Your task
Repeat exactly the lines from the line containing "OCR this image." through the last line of the records below, inclusive, and nothing else.

-- begin Excerpted records --

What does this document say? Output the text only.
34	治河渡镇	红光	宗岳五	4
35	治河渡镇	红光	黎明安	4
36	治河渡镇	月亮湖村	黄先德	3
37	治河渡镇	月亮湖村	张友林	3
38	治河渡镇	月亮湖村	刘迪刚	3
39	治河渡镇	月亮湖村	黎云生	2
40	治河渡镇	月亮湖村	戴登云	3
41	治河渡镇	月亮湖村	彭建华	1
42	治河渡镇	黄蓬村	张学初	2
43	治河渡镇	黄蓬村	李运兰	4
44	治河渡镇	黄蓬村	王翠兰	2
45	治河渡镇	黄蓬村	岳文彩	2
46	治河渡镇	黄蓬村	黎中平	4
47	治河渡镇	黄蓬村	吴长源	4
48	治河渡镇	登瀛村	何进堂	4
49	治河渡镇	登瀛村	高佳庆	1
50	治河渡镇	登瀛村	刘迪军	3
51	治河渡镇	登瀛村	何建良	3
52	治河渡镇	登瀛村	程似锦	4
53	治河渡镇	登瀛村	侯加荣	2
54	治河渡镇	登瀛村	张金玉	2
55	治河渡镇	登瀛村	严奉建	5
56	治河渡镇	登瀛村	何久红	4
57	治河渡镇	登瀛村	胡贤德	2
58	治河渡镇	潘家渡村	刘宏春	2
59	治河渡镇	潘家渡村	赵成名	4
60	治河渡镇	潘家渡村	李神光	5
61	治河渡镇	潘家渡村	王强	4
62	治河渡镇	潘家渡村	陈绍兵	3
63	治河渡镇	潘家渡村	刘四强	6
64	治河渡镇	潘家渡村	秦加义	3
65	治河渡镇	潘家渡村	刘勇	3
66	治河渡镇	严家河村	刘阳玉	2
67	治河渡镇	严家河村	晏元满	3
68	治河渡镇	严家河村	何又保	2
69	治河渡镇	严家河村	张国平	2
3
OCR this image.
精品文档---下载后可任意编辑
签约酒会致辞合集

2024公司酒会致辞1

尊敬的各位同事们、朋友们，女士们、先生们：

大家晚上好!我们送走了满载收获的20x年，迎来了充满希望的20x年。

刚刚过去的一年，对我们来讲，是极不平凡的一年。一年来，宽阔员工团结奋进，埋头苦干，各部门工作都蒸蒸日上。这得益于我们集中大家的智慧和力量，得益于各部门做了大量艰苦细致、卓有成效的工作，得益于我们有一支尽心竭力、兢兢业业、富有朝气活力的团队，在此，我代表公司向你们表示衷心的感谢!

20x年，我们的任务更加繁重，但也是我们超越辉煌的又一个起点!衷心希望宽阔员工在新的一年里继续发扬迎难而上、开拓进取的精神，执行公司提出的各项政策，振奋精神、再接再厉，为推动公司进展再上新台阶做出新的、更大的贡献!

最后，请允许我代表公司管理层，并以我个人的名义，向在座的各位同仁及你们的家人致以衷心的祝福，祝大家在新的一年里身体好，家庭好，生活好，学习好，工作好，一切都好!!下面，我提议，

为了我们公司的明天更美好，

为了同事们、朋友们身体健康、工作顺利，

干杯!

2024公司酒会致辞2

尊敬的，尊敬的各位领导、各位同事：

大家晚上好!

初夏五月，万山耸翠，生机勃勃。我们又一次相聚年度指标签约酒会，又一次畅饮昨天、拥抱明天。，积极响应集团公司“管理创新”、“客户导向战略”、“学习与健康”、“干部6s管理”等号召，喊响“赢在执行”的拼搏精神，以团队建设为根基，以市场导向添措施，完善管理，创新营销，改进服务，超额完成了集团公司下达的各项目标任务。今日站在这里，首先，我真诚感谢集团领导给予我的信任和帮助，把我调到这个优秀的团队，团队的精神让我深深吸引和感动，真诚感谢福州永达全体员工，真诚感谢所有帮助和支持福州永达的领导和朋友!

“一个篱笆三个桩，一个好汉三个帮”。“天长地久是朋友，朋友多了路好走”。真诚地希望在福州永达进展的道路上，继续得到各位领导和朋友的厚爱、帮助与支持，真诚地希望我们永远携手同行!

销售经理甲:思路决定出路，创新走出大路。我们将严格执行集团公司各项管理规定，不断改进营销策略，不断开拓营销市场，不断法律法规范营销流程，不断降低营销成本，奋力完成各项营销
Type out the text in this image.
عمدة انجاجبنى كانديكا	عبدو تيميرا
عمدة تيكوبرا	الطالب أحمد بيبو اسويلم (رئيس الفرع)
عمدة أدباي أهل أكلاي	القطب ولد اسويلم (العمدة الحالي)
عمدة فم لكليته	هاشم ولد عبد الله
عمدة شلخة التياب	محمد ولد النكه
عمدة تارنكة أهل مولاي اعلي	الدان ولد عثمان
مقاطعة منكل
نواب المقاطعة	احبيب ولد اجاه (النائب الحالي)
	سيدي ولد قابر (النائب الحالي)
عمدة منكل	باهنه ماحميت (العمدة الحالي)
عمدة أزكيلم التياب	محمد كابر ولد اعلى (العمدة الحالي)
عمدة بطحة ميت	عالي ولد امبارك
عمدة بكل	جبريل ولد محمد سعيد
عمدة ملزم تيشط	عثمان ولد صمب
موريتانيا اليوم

-- end Excerpted records --

Result of the exercise
OCR this image.
精品文档---下载后可任意编辑
签约酒会致辞合集

2024公司酒会致辞1

尊敬的各位同事们、朋友们，女士们、先生们：

大家晚上好!我们送走了满载收获的20x年，迎来了充满希望的20x年。

刚刚过去的一年，对我们来讲，是极不平凡的一年。一年来，宽阔员工团结奋进，埋头苦干，各部门工作都蒸蒸日上。这得益于我们集中大家的智慧和力量，得益于各部门做了大量艰苦细致、卓有成效的工作，得益于我们有一支尽心竭力、兢兢业业、富有朝气活力的团队，在此，我代表公司向你们表示衷心的感谢!

20x年，我们的任务更加繁重，但也是我们超越辉煌的又一个起点!衷心希望宽阔员工在新的一年里继续发扬迎难而上、开拓进取的精神，执行公司提出的各项政策，振奋精神、再接再厉，为推动公司进展再上新台阶做出新的、更大的贡献!

最后，请允许我代表公司管理层，并以我个人的名义，向在座的各位同仁及你们的家人致以衷心的祝福，祝大家在新的一年里身体好，家庭好，生活好，学习好，工作好，一切都好!!下面，我提议，

为了我们公司的明天更美好，

为了同事们、朋友们身体健康、工作顺利，

干杯!

2024公司酒会致辞2

尊敬的，尊敬的各位领导、各位同事：

大家晚上好!

初夏五月，万山耸翠，生机勃勃。我们又一次相聚年度指标签约酒会，又一次畅饮昨天、拥抱明天。，积极响应集团公司“管理创新”、“客户导向战略”、“学习与健康”、“干部6s管理”等号召，喊响“赢在执行”的拼搏精神，以团队建设为根基，以市场导向添措施，完善管理，创新营销，改进服务，超额完成了集团公司下达的各项目标任务。今日站在这里，首先，我真诚感谢集团领导给予我的信任和帮助，把我调到这个优秀的团队，团队的精神让我深深吸引和感动，真诚感谢福州永达全体员工，真诚感谢所有帮助和支持福州永达的领导和朋友!

“一个篱笆三个桩，一个好汉三个帮”。“天长地久是朋友，朋友多了路好走”。真诚地希望在福州永达进展的道路上，继续得到各位领导和朋友的厚爱、帮助与支持，真诚地希望我们永远携手同行!

销售经理甲:思路决定出路，创新走出大路。我们将严格执行集团公司各项管理规定，不断改进营销策略，不断开拓营销市场，不断法律法规范营销流程，不断降低营销成本，奋力完成各项营销
Type out the text in this image.
عمدة انجاجبنى كانديكا	عبدو تيميرا
عمدة تيكوبرا	الطالب أحمد بيبو اسويلم (رئيس الفرع)
عمدة أدباي أهل أكلاي	القطب ولد اسويلم (العمدة الحالي)
عمدة فم لكليته	هاشم ولد عبد الله
عمدة شلخة التياب	محمد ولد النكه
عمدة تارنكة أهل مولاي اعلي	الدان ولد عثمان
مقاطعة منكل
نواب المقاطعة	احبيب ولد اجاه (النائب الحالي)
	سيدي ولد قابر (النائب الحالي)
عمدة منكل	باهنه ماحميت (العمدة الحالي)
عمدة أزكيلم التياب	محمد كابر ولد اعلى (العمدة الحالي)
عمدة بطحة ميت	عالي ولد امبارك
عمدة بكل	جبريل ولد محمد سعيد
عمدة ملزم تيشط	عثمان ولد صمب
موريتانيا اليوم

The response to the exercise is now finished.